SHORT PROBLEM:
Look through the entries below and count the lines with the word "object" in them; give only the number.

########################################

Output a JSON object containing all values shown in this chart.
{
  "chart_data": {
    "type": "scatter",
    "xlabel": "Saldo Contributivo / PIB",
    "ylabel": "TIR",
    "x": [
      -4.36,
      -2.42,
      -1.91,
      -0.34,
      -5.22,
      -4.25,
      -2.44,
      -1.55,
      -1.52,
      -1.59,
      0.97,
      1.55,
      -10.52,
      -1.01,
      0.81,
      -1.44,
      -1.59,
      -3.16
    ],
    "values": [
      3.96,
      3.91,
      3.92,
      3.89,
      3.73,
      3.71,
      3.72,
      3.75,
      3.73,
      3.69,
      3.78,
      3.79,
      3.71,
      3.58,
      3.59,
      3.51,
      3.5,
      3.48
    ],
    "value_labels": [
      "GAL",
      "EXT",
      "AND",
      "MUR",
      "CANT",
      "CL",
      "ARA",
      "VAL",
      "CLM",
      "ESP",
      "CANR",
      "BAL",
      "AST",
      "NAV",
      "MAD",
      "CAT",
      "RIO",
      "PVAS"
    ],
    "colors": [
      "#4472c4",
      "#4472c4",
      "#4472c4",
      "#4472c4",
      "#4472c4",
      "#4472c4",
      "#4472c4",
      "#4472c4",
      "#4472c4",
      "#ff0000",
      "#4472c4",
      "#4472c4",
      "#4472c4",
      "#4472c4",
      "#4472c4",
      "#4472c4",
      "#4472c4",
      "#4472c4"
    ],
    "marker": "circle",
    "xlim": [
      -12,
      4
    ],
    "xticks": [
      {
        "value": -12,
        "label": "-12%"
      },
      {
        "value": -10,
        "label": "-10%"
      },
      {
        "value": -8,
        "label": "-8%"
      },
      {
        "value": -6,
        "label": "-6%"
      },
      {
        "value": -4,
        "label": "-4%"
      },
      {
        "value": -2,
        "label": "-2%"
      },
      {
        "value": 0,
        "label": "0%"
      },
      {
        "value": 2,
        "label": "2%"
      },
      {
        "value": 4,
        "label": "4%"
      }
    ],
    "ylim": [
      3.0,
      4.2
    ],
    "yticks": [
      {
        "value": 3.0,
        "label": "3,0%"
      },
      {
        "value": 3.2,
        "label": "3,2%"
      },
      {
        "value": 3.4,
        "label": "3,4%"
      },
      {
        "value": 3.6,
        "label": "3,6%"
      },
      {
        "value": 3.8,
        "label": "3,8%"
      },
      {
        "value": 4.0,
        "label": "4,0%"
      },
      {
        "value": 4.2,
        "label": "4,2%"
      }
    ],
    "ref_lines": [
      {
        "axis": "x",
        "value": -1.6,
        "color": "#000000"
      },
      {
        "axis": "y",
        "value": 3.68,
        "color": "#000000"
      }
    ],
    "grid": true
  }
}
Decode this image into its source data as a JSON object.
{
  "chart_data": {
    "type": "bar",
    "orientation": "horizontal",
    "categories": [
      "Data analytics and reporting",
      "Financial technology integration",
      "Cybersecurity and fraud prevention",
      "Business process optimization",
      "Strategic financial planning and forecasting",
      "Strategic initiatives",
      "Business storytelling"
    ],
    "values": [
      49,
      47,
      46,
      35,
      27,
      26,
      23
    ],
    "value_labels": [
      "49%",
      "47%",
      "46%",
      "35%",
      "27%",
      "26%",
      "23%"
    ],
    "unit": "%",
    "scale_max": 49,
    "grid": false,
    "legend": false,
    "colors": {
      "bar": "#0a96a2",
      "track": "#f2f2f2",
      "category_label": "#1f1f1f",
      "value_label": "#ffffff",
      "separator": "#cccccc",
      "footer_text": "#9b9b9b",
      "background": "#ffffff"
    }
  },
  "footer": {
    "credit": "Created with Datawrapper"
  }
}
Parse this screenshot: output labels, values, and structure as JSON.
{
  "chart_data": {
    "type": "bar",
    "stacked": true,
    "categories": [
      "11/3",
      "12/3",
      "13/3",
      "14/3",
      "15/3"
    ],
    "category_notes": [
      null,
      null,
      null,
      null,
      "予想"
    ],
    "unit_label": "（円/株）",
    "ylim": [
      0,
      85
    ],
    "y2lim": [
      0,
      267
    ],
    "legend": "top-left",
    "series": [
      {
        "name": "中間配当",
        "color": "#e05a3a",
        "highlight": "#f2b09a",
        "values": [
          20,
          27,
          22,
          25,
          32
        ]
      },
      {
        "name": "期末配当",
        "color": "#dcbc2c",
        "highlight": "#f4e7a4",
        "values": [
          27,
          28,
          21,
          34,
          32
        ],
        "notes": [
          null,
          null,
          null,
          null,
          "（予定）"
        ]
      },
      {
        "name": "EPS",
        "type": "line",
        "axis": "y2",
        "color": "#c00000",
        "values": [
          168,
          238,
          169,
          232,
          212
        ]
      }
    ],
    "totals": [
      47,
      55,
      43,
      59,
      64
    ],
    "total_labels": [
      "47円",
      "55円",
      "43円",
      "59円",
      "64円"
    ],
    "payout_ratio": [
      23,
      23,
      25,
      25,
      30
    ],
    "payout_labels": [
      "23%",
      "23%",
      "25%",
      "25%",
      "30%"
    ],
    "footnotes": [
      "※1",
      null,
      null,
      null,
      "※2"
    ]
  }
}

########################################

OUTPUT OF THE EXERCISE:
2